> TO DO
Only the number is wanted: tally the lines below that contain the word "JSON".

A block of data:
____

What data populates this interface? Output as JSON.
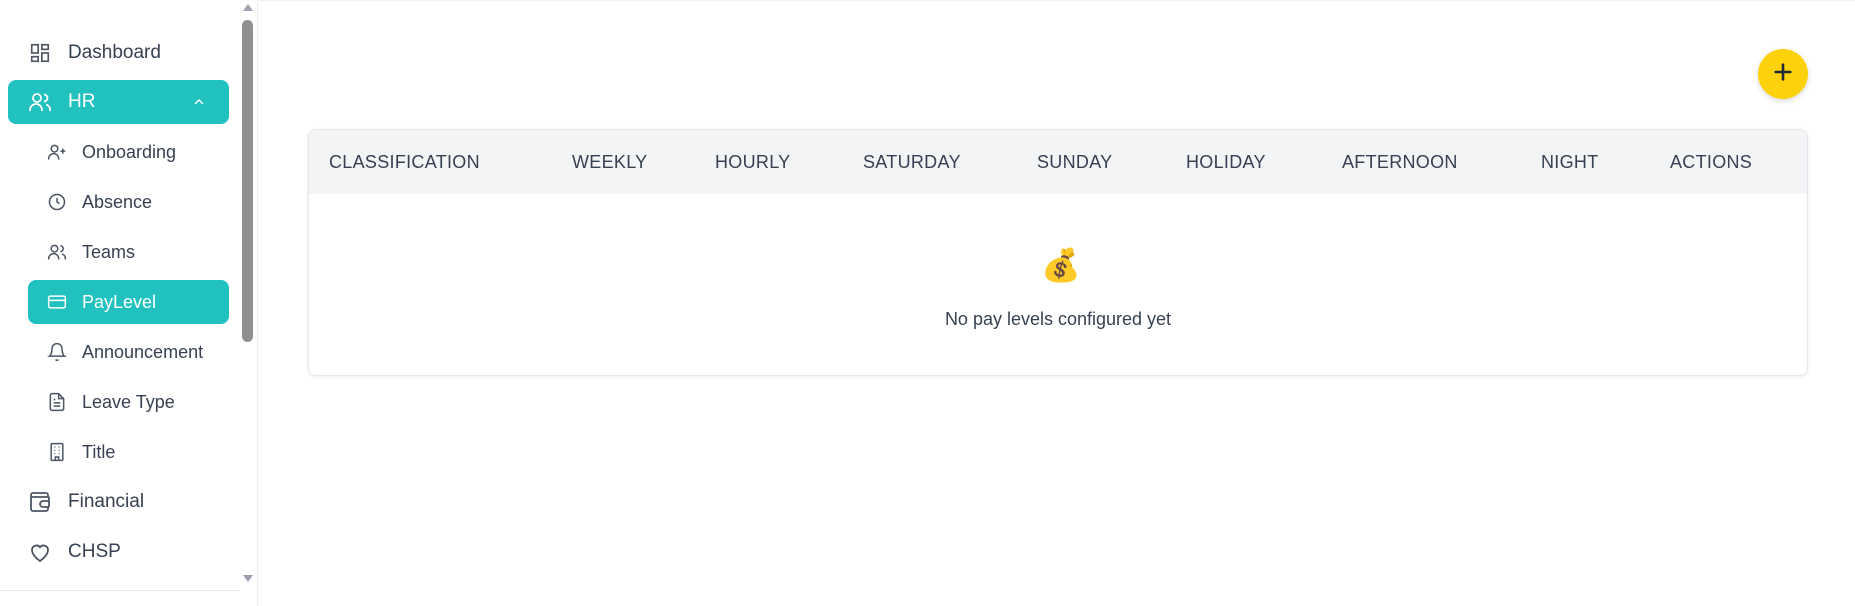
{
  "sidebar": {
    "items": [
      {
        "label": "Dashboard",
        "icon": "dashboard-grid-icon"
      },
      {
        "label": "HR",
        "icon": "users-icon",
        "expanded": true
      },
      {
        "label": "Onboarding",
        "icon": "user-plus-icon"
      },
      {
        "label": "Absence",
        "icon": "clock-icon"
      },
      {
        "label": "Teams",
        "icon": "users-icon"
      },
      {
        "label": "PayLevel",
        "icon": "credit-card-icon",
        "active": true
      },
      {
        "label": "Announcement",
        "icon": "bell-icon"
      },
      {
        "label": "Leave Type",
        "icon": "document-icon"
      },
      {
        "label": "Title",
        "icon": "building-icon"
      },
      {
        "label": "Financial",
        "icon": "wallet-icon"
      },
      {
        "label": "CHSP",
        "icon": "heart-icon"
      }
    ]
  },
  "main": {
    "add_button_icon": "plus-icon",
    "table": {
      "columns": [
        "CLASSIFICATION",
        "WEEKLY",
        "HOURLY",
        "SATURDAY",
        "SUNDAY",
        "HOLIDAY",
        "AFTERNOON",
        "NIGHT",
        "ACTIONS"
      ],
      "empty_icon": "money-bag-emoji",
      "empty_glyph": "💰",
      "empty_message": "No pay levels configured yet"
    }
  },
  "colors": {
    "accent": "#20c1bf",
    "fab": "#fdd20a",
    "header_bg": "#f3f4f6"
  }
}
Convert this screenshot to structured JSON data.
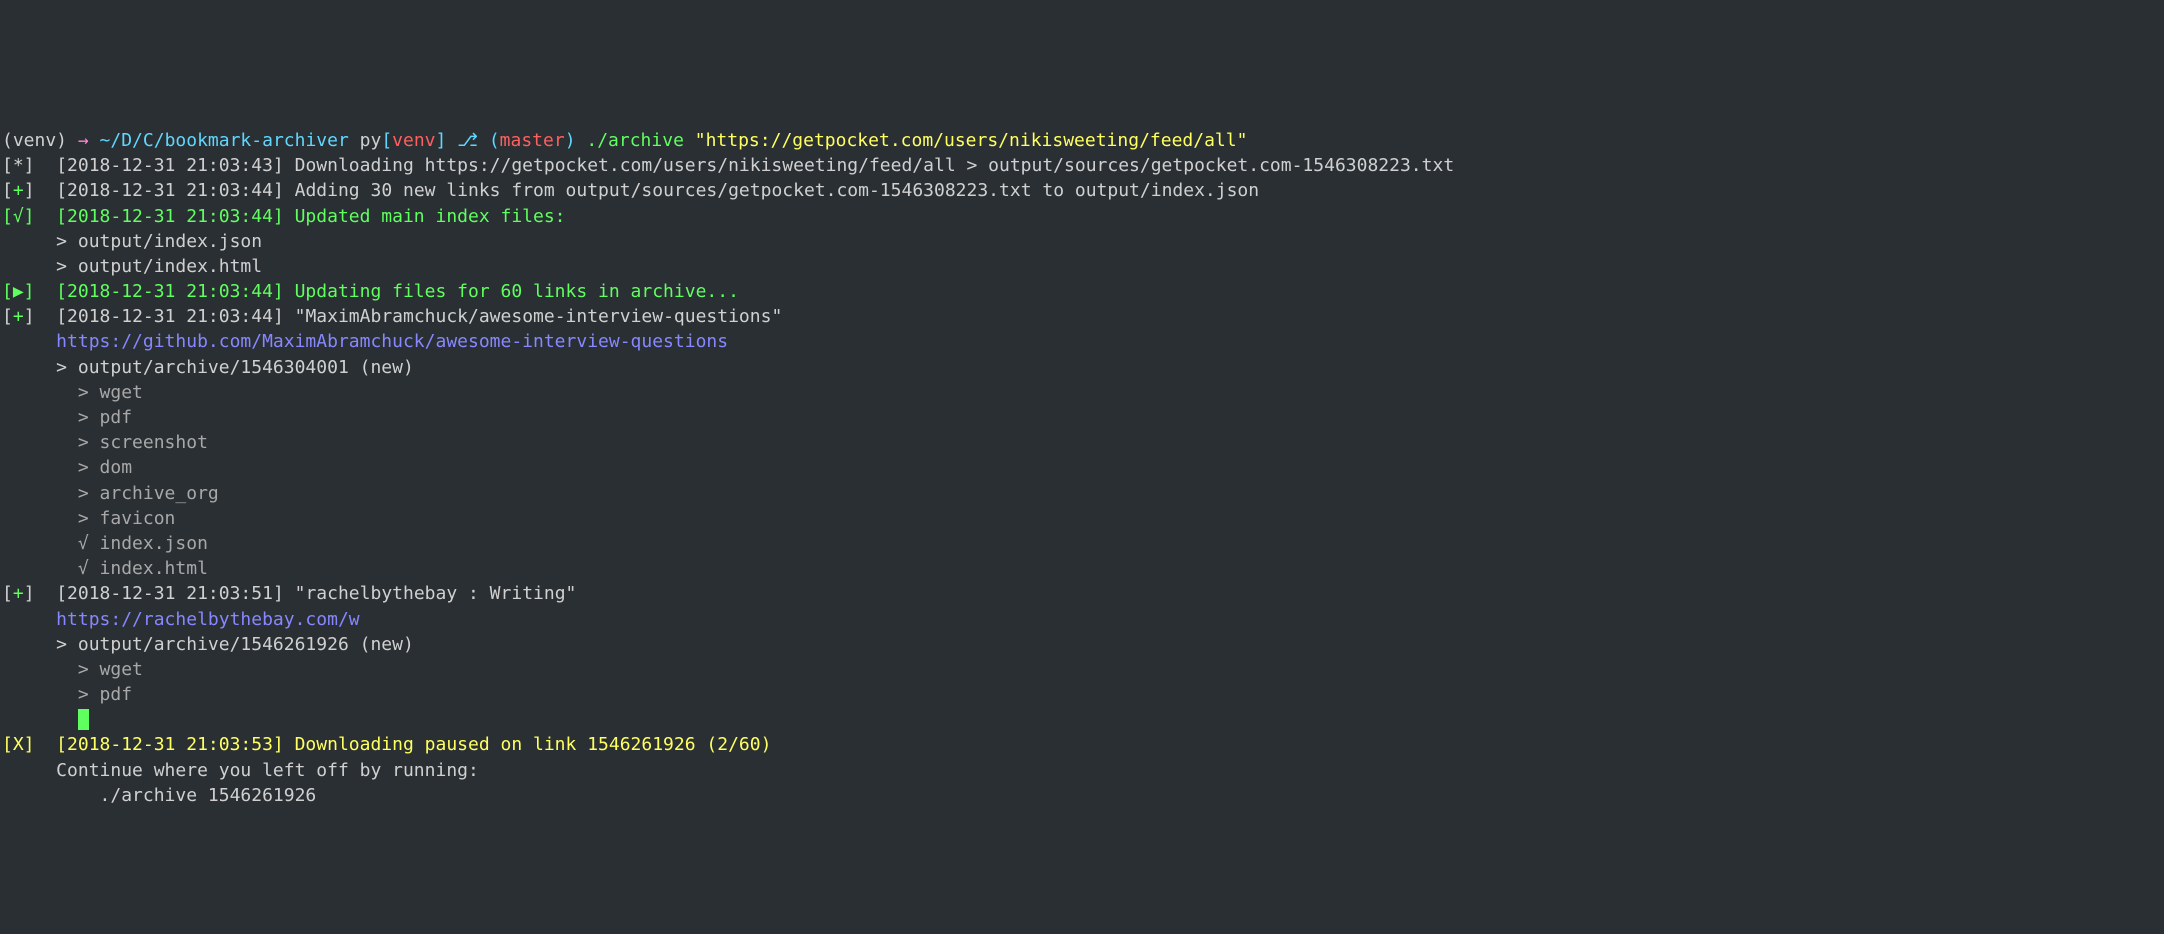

____

> WORKED SOLUTION
2